____ INFORMATION SUPPLIED

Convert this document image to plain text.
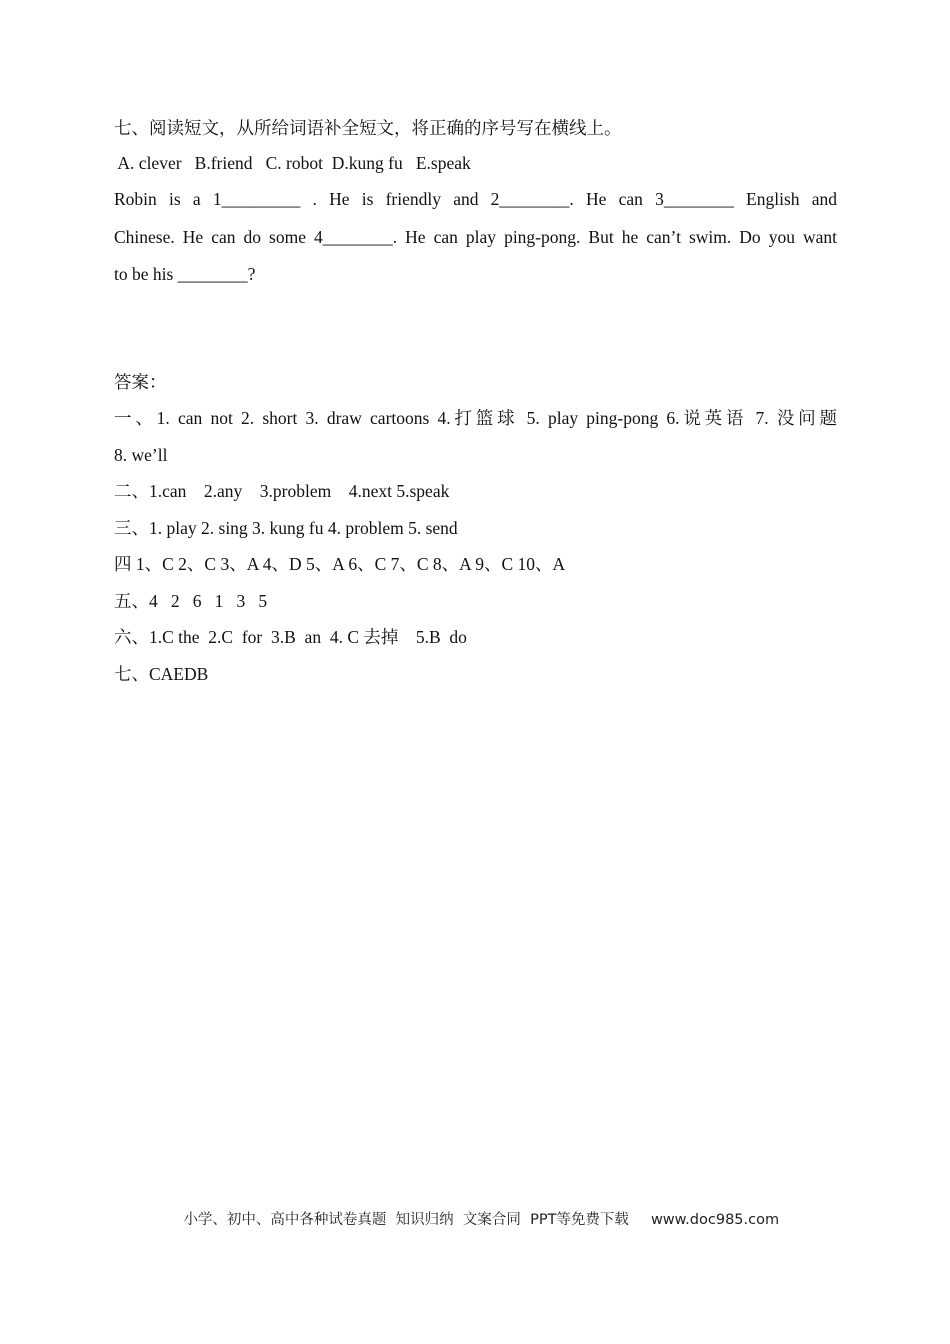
七、阅读短文，从所给词语补全短文，将正确的序号写在横线上。
A. clever   B.friend   C. robot  D.kung fu   E.speak
Robin is a 1_________ . He is friendly and 2________. He can 3________ English and
Chinese. He can do some 4________. He can play ping-pong. But he can’t swim. Do you want
to be his ________?
答案：
一、1. can not 2. short 3. draw cartoons 4.打篮球 5. play ping-pong 6.说英语 7. 没问题
8. we’ll
二、1.can    2.any    3.problem    4.next 5.speak
三、1. play 2. sing 3. kung fu 4. problem 5. send
四 1、C 2、C 3、A 4、D 5、A 6、C 7、C 8、A 9、C 10、A
五、4   2   6   1   3   5
六、1.C the  2.C  for  3.B  an  4. C 去掉    5.B  do
七、CAEDB

小学、初中、高中各种试卷真题  知识归纳  文案合同  PPT等免费下载 www.doc985.com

________

TASK TO COMPLETE = Repeat all of the records verbatim, leaving out the pictures.

RESPONSE =
Convert this document image to plain text.
七、阅读短文，从所给词语补全短文，将正确的序号写在横线上。
A. clever   B.friend   C. robot  D.kung fu   E.speak
Robin is a 1_________ . He is friendly and 2________. He can 3________ English and
Chinese. He can do some 4________. He can play ping-pong. But he can’t swim. Do you want
to be his ________?
答案：
一、1. can not 2. short 3. draw cartoons 4.打篮球 5. play ping-pong 6.说英语 7. 没问题
8. we’ll
二、1.can    2.any    3.problem    4.next 5.speak
三、1. play 2. sing 3. kung fu 4. problem 5. send
四 1、C 2、C 3、A 4、D 5、A 6、C 7、C 8、A 9、C 10、A
五、4   2   6   1   3   5
六、1.C the  2.C  for  3.B  an  4. C 去掉    5.B  do
七、CAEDB

小学、初中、高中各种试卷真题  知识归纳  文案合同  PPT等免费下载 www.doc985.com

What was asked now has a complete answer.